Dataset records
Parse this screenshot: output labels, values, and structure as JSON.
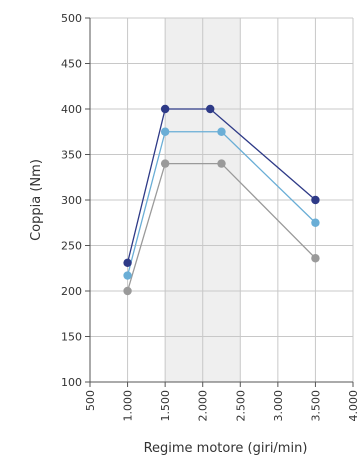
{
  "chart_data": {
    "type": "line",
    "title": "",
    "xlabel": "Regime motore (giri/min)",
    "ylabel": "Coppia (Nm)",
    "xlim": [
      500,
      4000
    ],
    "ylim": [
      100,
      500
    ],
    "x_ticks": [
      500,
      1000,
      1500,
      2000,
      2500,
      3000,
      3500,
      4000
    ],
    "x_tick_labels": [
      "500",
      "1.000",
      "1.500",
      "2.000",
      "2.500",
      "3.000",
      "3.500",
      "4.000"
    ],
    "y_ticks": [
      100,
      150,
      200,
      250,
      300,
      350,
      400,
      450,
      500
    ],
    "y_tick_labels": [
      "100",
      "150",
      "200",
      "250",
      "300",
      "350",
      "400",
      "450",
      "500"
    ],
    "grid": {
      "x": true,
      "y": true
    },
    "highlight_band": [
      1500,
      2500
    ],
    "series": [
      {
        "color": "#2e3a87",
        "points": [
          [
            1000,
            231
          ],
          [
            1500,
            400
          ],
          [
            2100,
            400
          ],
          [
            3500,
            300
          ]
        ]
      },
      {
        "color": "#6aaed6",
        "points": [
          [
            1000,
            217
          ],
          [
            1500,
            375
          ],
          [
            2250,
            375
          ],
          [
            3500,
            275
          ]
        ]
      },
      {
        "color": "#9a9a9a",
        "points": [
          [
            1000,
            200
          ],
          [
            1500,
            340
          ],
          [
            2250,
            340
          ],
          [
            3500,
            236
          ]
        ]
      }
    ]
  }
}
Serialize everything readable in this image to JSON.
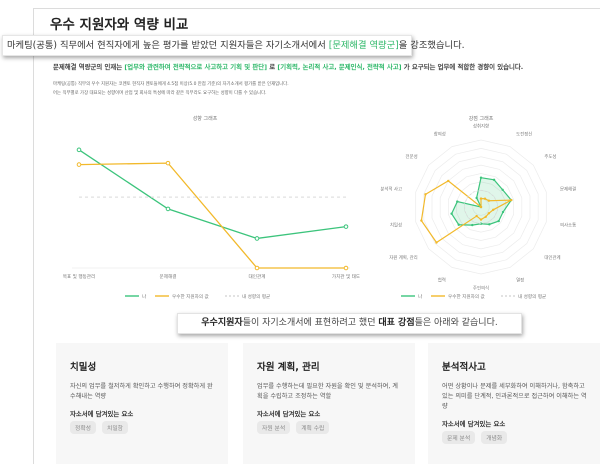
{
  "page": {
    "title": "우수 지원자와 역량 비교"
  },
  "callout": {
    "prefix": "마케팅(공통) 직무에서 현직자에게 높은 평가를 받았던 지원자들은 자기소개서에서 ",
    "highlight": "[문제해결 역량군]",
    "suffix": "을 강조했습니다."
  },
  "summary": {
    "prefix": "문제해결 역량군의 인재는 ",
    "highlight1": "[업무와 관련하여 전략적으로 사고하고 기획 및 판단]",
    "middle": " 로 ",
    "highlight2": "[기획력, 논리적 사고, 문제인식, 전략적 사고]",
    "suffix": " 가 요구되는 업무에 적합한 경향이 있습니다."
  },
  "notes": [
    "마케팅(공통) 직무의 우수 지원자는 코멘토 현직자 멘토들에게 4.5점 이상(5.0 만점 기준)의 자기소개서 평가를 받은 인재입니다.",
    "어는 직무별로 가장 대표되는 성향이며 산업 및 회사의 특성에 따라 같은 직무라도 요구하는 성향이 다를 수 있습니다."
  ],
  "colors": {
    "me": "#3cc47c",
    "top": "#f2b92b",
    "avg": "#d9d9d9",
    "accent": "#2fb86a"
  },
  "chart_data": [
    {
      "type": "line",
      "title": "성향 그래프",
      "categories": [
        "목표 및 행동관리",
        "문제해결",
        "대인관계",
        "가치관 및 태도"
      ],
      "series": [
        {
          "name": "나",
          "values": [
            4.6,
            2.6,
            1.6,
            2.0
          ]
        },
        {
          "name": "우수한 지원자의 값",
          "values": [
            4.1,
            4.15,
            0.6,
            0.6
          ]
        },
        {
          "name": "내 성향의 평균",
          "values": [
            3.0,
            3.0,
            3.0,
            3.0
          ]
        }
      ],
      "ylim": [
        0.6,
        5
      ],
      "legend": [
        "나",
        "우수한 지원자의 값",
        "내 성향의 평균"
      ],
      "legend_position": "bottom"
    },
    {
      "type": "radar",
      "title": "강점 그래프",
      "categories": [
        "성취지향",
        "도전정신",
        "주도성",
        "문제해결",
        "의사소통",
        "대인관계",
        "열정",
        "주인의식",
        "협력",
        "자원 계획, 관리",
        "치밀성",
        "분석적 사고",
        "전문성",
        "창의성"
      ],
      "series": [
        {
          "name": "나",
          "values": [
            3.5,
            3.6,
            3.3,
            3.7,
            2.7,
            2.7,
            2.3,
            2.0,
            2.4,
            3.4,
            3.6,
            2.9,
            0.0,
            1.2
          ]
        },
        {
          "name": "우수한 지원자의 값",
          "values": [
            1.0,
            1.1,
            1.2,
            3.7,
            1.5,
            1.2,
            1.3,
            1.5,
            1.2,
            6.8,
            7.3,
            6.8,
            5.0,
            0.0
          ]
        },
        {
          "name": "내 성향의 평균",
          "values": [
            2,
            2,
            2,
            2,
            2,
            2,
            2,
            2,
            2,
            2,
            2,
            2,
            2,
            2
          ]
        }
      ],
      "rlim": [
        0,
        8
      ],
      "legend": [
        "나",
        "우수한 지원자의 값",
        "내 성향의 평균"
      ],
      "legend_position": "bottom"
    }
  ],
  "banner": {
    "bold1": "우수지원자",
    "text1": "들이 자기소개서에 표현하려고 했던 ",
    "bold2": "대표 강점",
    "text2": "들은 아래와 같습니다."
  },
  "cards": [
    {
      "title": "치밀성",
      "desc": "자신의 업무를 철저하게 확인하고 수행하여 정확하게 완수해내는 역량",
      "sub": "자소서에 담겨있는 요소",
      "tags": [
        "정확성",
        "치밀함"
      ]
    },
    {
      "title": "자원 계획, 관리",
      "desc": "업무를 수행하는데 필요한 자원을 확인 및 분석하여, 계획을 수립하고 조정하는 역할",
      "sub": "자소서에 담겨있는 요소",
      "tags": [
        "자원 분석",
        "계획 수립"
      ]
    },
    {
      "title": "분석적사고",
      "desc": "어떤 상황이나 문제를 세부화하여 이해하거나, 함축하고 있는 의미를 단계적, 인과론적으로 접근하여 이해하는 역량",
      "sub": "자소서에 담겨있는 요소",
      "tags": [
        "문제 분석",
        "개념화"
      ]
    }
  ]
}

Problem to work on → Select every line in the material above where the string "this" occurs, and copy it.

Answer to the problem →
Parse this screenshot: output labels, values, and structure as JSON.
Serialize everything readable in this image to JSON.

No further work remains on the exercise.